Take every line from the listing below that contains "zoom".

— start Supplied entries —

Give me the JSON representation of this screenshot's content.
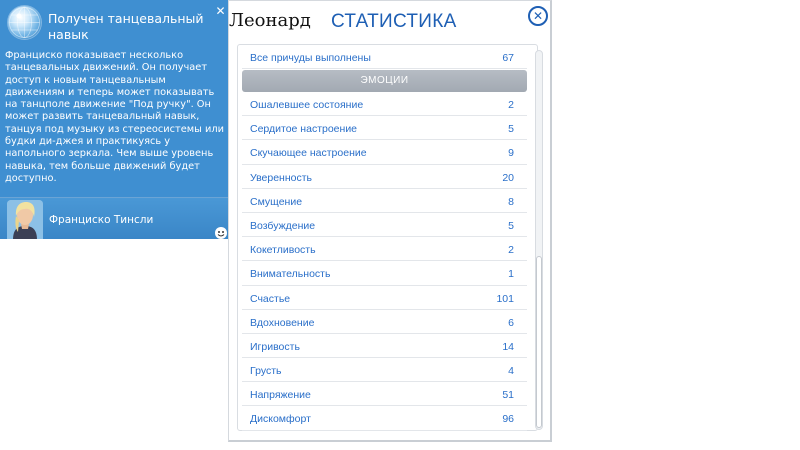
{
  "notification": {
    "title": "Получен танцевальный навык",
    "body": "Франциско показывает несколько танцевальных движений. Он получает доступ к новым танцевальным движениям и теперь может показывать на танцполе движение \"Под ручку\". Он может развить танцевальный навык, танцуя под музыку из стереосистемы или будки ди-джея и практикуясь у напольного зеркала. Чем выше уровень навыка, тем больше движений будет доступно.",
    "sim_name": "Франциско Тинсли",
    "close_label": "✕",
    "icon": "disco-ball-icon",
    "mood_icon": "happy-mood-icon",
    "colors": {
      "background": "#3f8fd1",
      "text": "#ffffff"
    }
  },
  "panel": {
    "sim_name": "Леонард",
    "title": "СТАТИСТИКА",
    "close_label": "✕",
    "colors": {
      "accent": "#1e5fb4",
      "row_text": "#2a6fc9",
      "category_bg": "#a9b0b8"
    },
    "first_row": {
      "label": "Все причуды выполнены",
      "value": "67"
    },
    "category": "ЭМОЦИИ",
    "rows": [
      {
        "label": "Ошалевшее состояние",
        "value": "2"
      },
      {
        "label": "Сердитое настроение",
        "value": "5"
      },
      {
        "label": "Скучающее настроение",
        "value": "9"
      },
      {
        "label": "Уверенность",
        "value": "20"
      },
      {
        "label": "Смущение",
        "value": "8"
      },
      {
        "label": "Возбуждение",
        "value": "5"
      },
      {
        "label": "Кокетливость",
        "value": "2"
      },
      {
        "label": "Внимательность",
        "value": "1"
      },
      {
        "label": "Счастье",
        "value": "101"
      },
      {
        "label": "Вдохновение",
        "value": "6"
      },
      {
        "label": "Игривость",
        "value": "14"
      },
      {
        "label": "Грусть",
        "value": "4"
      },
      {
        "label": "Напряжение",
        "value": "51"
      },
      {
        "label": "Дискомфорт",
        "value": "96"
      }
    ]
  }
}
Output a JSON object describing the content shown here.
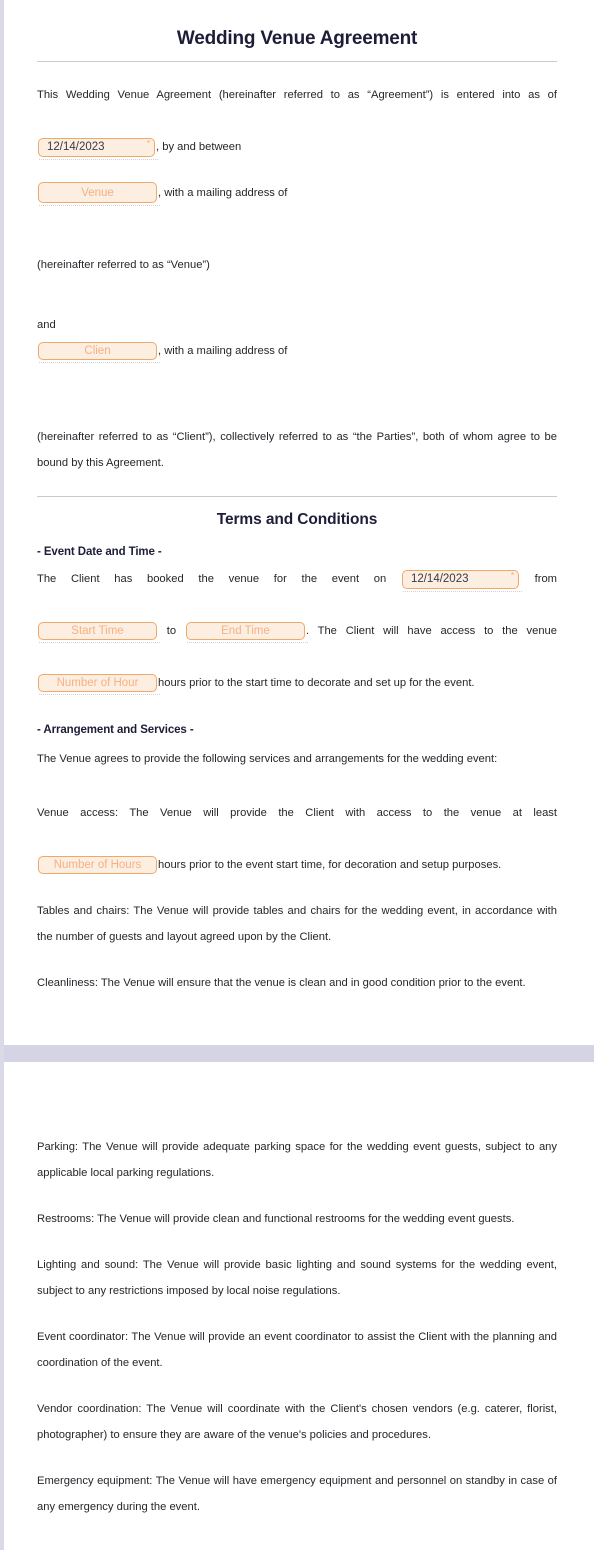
{
  "document": {
    "title": "Wedding Venue Agreement",
    "sections": {
      "terms_title": "Terms and Conditions",
      "event_date_heading": "- Event Date and Time -",
      "arrangement_heading": "- Arrangement and Services -"
    }
  },
  "intro": {
    "line1_before": "This Wedding Venue Agreement (hereinafter referred to as “Agreement”) is entered into as of",
    "line1_after": ", by and between",
    "venue_after": ", with a mailing address of",
    "venue_parenthetical": "(hereinafter referred to as “Venue”)",
    "and_label": "and",
    "client_after": ", with a mailing address of",
    "closing": "(hereinafter referred to as “Client”), collectively referred to as “the Parties”, both of whom agree to be bound by this Agreement."
  },
  "fields": {
    "agreement_date": {
      "value": "12/14/2023",
      "required_marker": "*"
    },
    "venue_name": {
      "placeholder": "Venue"
    },
    "client_name": {
      "placeholder": "Clien"
    },
    "event_date": {
      "value": "12/14/2023",
      "required_marker": "*"
    },
    "start_time": {
      "placeholder": "Start Time"
    },
    "end_time": {
      "placeholder": "End Time"
    },
    "setup_hours": {
      "placeholder": "Number of Hour"
    },
    "access_hours": {
      "placeholder": "Number of Hours"
    }
  },
  "event_date_time": {
    "part1": "The Client has booked the venue for the event on",
    "part2": "from",
    "part3": "to",
    "part4": ". The Client will have access to the venue",
    "part5": "hours prior to the start time to decorate and set up for the event."
  },
  "arrangement": {
    "intro": "The Venue agrees to provide the following services and arrangements for the wedding event:",
    "venue_access_before": "Venue access: The Venue will provide the Client with access to the venue at least",
    "venue_access_after": "hours prior to the event start time, for decoration and setup purposes.",
    "items": [
      "Tables and chairs: The Venue will provide tables and chairs for the wedding event, in accordance with the number of guests and layout agreed upon by the Client.",
      "Cleanliness: The Venue will ensure that the venue is clean and in good condition prior to the event."
    ]
  },
  "page_two": {
    "items": [
      "Parking: The Venue will provide adequate parking space for the wedding event guests, subject to any applicable local parking regulations.",
      "Restrooms: The Venue will provide clean and functional restrooms for the wedding event guests.",
      "Lighting and sound: The Venue will provide basic lighting and sound systems for the wedding event, subject to any restrictions imposed by local noise regulations.",
      "Event coordinator: The Venue will provide an event coordinator to assist the Client with the planning and coordination of the event.",
      "Vendor coordination: The Venue will coordinate with the Client's chosen vendors (e.g. caterer, florist, photographer) to ensure they are aware of the venue's policies and procedures.",
      "Emergency equipment: The Venue will have emergency equipment and personnel on standby in case of any emergency during the event."
    ]
  },
  "colors": {
    "field_fill": "#fdeee2",
    "field_border": "#f0a868",
    "placeholder_text": "#f5b183",
    "heading": "#1d1d38",
    "page_gap": "#d4d4e4"
  }
}
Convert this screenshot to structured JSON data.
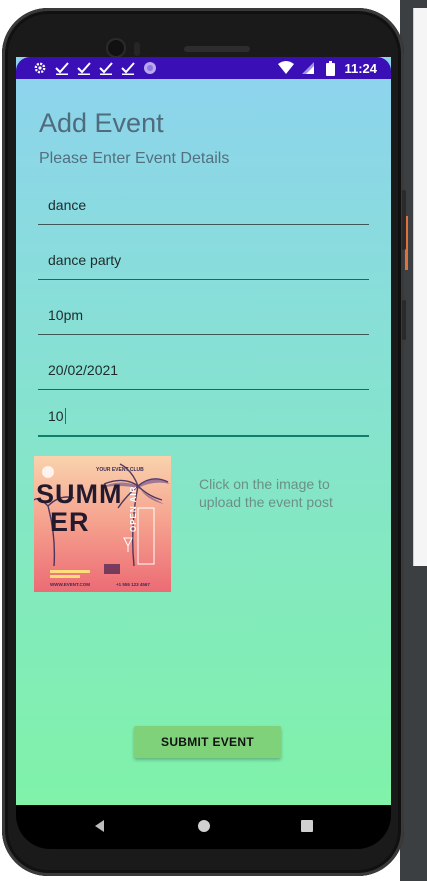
{
  "statusbar": {
    "time": "11:24",
    "left_icons": [
      "gear-icon",
      "check-icon",
      "check-icon",
      "check-icon",
      "check-icon",
      "circle-icon"
    ],
    "right_icons": [
      "wifi-icon",
      "signal-icon",
      "battery-icon"
    ],
    "color": "#3a0fb5"
  },
  "form": {
    "title": "Add Event",
    "subtitle": "Please Enter Event Details",
    "fields": [
      {
        "value": "dance"
      },
      {
        "value": "dance party"
      },
      {
        "value": "10pm"
      },
      {
        "value": "20/02/2021"
      },
      {
        "value": "10"
      }
    ],
    "upload_hint": "Click on the image to upload the event post",
    "submit_label": "SUBMIT EVENT"
  },
  "poster": {
    "brand": "YOUR EVENT CLUB",
    "title_line1": "SUMM",
    "title_line2": "ER",
    "side_text": "OPEN AIR",
    "website": "WWW.EVENT.COM",
    "phone": "+1 555 123 4567"
  },
  "navbar": {
    "icons": [
      "back-icon",
      "home-icon",
      "recents-icon"
    ]
  },
  "colors": {
    "gradient_top": "#8ed3ef",
    "gradient_bottom": "#80f2a9",
    "submit_bg": "#7fd27a"
  }
}
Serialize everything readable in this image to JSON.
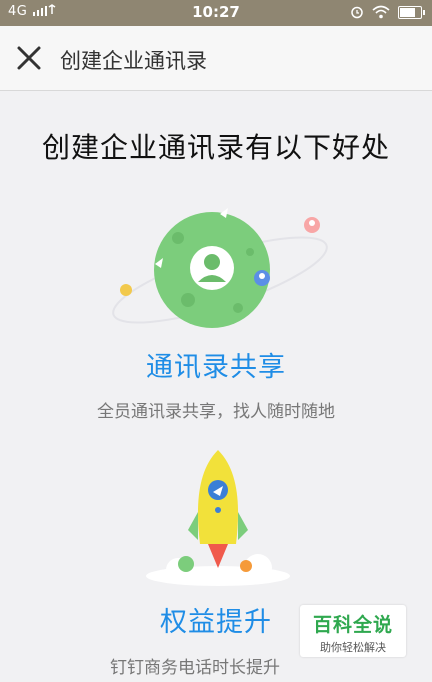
{
  "status_bar": {
    "network": "4G",
    "time": "10:27"
  },
  "app_bar": {
    "title": "创建企业通讯录",
    "close_icon": "close-icon"
  },
  "headline": "创建企业通讯录有以下好处",
  "features": [
    {
      "title": "通讯录共享",
      "description": "全员通讯录共享，找人随时随地",
      "icon": "planet-contact-icon"
    },
    {
      "title": "权益提升",
      "description": "钉钉商务电话时长提升",
      "icon": "rocket-icon"
    }
  ],
  "watermark": {
    "logo": "百科全说",
    "subtitle": "助你轻松解决"
  },
  "colors": {
    "status_bar": "#8f8672",
    "accent": "#1f8de6",
    "planet": "#7ccd7c",
    "rocket": "#f2e13a"
  }
}
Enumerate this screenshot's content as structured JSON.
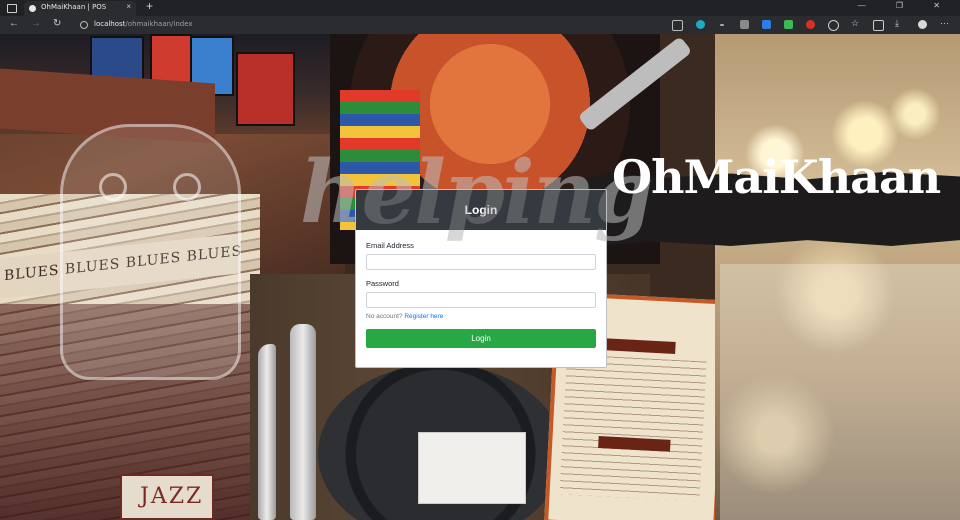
{
  "browser": {
    "tab_title": "OhMaiKhaan | POS",
    "tab_close": "×",
    "new_tab": "+",
    "window_controls": "— ❐ ✕",
    "back": "←",
    "forward": "→",
    "reload": "↻",
    "url_host": "localhost",
    "url_path": "/ohmaikhaan/index",
    "menu": "···"
  },
  "hero": {
    "brand_logo": "OhMaiKhaan",
    "watermark": "helping",
    "blues_label": "BLUES BLUES BLUES BLUES",
    "jazz_label": "JAZZ"
  },
  "login": {
    "title": "Login",
    "email_label": "Email Address",
    "email_value": "",
    "password_label": "Password",
    "password_value": "",
    "no_account_text": "No account?",
    "register_link": "Register here",
    "submit_label": "Login"
  },
  "colors": {
    "card_header": "#343a40",
    "button": "#28a745",
    "link": "#0d6efd"
  }
}
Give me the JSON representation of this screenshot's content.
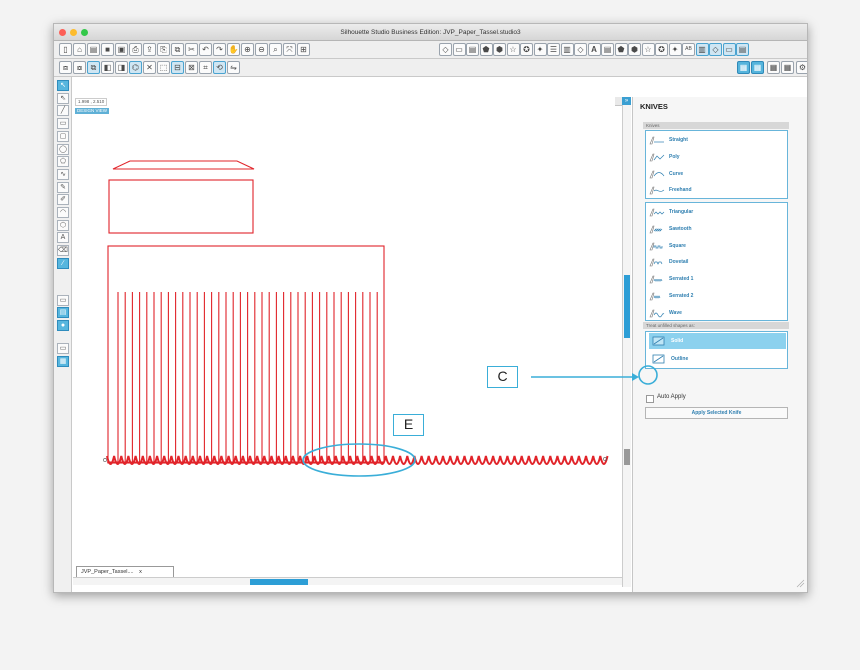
{
  "window": {
    "title": "Silhouette Studio Business Edition: JVP_Paper_Tassel.studio3",
    "traffic_lights": [
      "#fc5f57",
      "#fdbc2e",
      "#34c84a"
    ]
  },
  "toolbar1_icons": [
    "new-doc-icon",
    "open-icon",
    "template-icon",
    "save-icon",
    "save-as-icon",
    "print-icon",
    "send-icon",
    "copy-icon",
    "paste-icon",
    "cut-icon",
    "undo-icon",
    "redo-icon",
    "pan-icon",
    "zoom-in-icon",
    "zoom-out-icon",
    "zoom-box-icon",
    "zoom-fit-icon",
    "fit-page-icon"
  ],
  "toolbar1_right_icons": [
    "shape-tool-icon",
    "fill-icon",
    "line-icon",
    "fill-pattern-icon",
    "gradient-icon",
    "cut-style-icon",
    "star-icon",
    "rhinestone-icon",
    "sketch-icon",
    "line-style-icon",
    "offset-icon",
    "text-style-icon",
    "replicate-icon",
    "modify-icon",
    "trace-icon",
    "knife-icon",
    "pix-scan-icon",
    "library-icon",
    "store-icon",
    "send-panel-icon",
    "grid-icon",
    "page-icon",
    "settings-icon"
  ],
  "text_icon_glyph": "A",
  "ab_icon_glyph": "AB",
  "ruler": {
    "readout": "1.998 , 2.510"
  },
  "view_badge": "DESIGN VIEW",
  "doc_tab": {
    "label": "JVP_Paper_Tassel....",
    "close": "x"
  },
  "panel": {
    "title": "KNIVES",
    "knives_head": "Knives",
    "knives": [
      "Straight",
      "Poly",
      "Curve",
      "Freehand"
    ],
    "edge_knives": [
      "Triangular",
      "Sawtooth",
      "Square",
      "Dovetail",
      "Serrated 1",
      "Serrated 2",
      "Wave"
    ],
    "treat_head": "Treat unfilled shapes as:",
    "treat_options": [
      "Solid",
      "Outline"
    ],
    "auto_apply": "Auto Apply",
    "apply_button": "Apply Selected Knife"
  },
  "callouts": {
    "c": "C",
    "e": "E"
  },
  "colors": {
    "accent": "#3aaed8",
    "cut_line": "#e1242a",
    "selected": "#57b6de"
  }
}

— end Supplied entries —

Response below:
    "zoom-in-icon",
    "zoom-out-icon",
    "zoom-box-icon",
    "zoom-fit-icon",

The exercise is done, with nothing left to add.